***** Data to process
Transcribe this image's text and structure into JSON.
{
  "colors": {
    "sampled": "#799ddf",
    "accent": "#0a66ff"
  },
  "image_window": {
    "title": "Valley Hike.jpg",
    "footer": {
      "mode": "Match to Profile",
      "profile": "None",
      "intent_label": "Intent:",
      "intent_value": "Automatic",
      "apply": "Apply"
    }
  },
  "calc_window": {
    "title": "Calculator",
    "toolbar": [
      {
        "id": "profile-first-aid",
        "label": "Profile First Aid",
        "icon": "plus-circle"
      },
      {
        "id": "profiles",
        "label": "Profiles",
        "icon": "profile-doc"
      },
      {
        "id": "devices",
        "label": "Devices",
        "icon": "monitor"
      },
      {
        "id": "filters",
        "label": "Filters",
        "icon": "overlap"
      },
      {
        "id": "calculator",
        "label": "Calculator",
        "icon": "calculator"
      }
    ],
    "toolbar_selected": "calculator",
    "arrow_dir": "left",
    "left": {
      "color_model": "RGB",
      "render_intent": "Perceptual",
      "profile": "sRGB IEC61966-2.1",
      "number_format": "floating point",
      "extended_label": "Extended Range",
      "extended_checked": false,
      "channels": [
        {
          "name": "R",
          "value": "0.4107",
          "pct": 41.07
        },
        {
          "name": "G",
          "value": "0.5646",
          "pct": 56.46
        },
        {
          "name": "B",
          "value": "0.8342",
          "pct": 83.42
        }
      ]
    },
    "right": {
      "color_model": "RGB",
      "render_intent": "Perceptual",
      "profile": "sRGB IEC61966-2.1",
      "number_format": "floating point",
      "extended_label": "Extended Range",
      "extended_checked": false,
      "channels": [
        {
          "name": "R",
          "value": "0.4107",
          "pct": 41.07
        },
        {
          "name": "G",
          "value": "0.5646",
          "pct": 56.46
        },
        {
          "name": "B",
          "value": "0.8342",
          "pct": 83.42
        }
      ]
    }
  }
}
**********
**To be done:**
In the listing above, find the lines holding the word "title" and copy them.

**Result of this exercise:**
    "title": "Valley Hike.jpg",
    "title": "Calculator",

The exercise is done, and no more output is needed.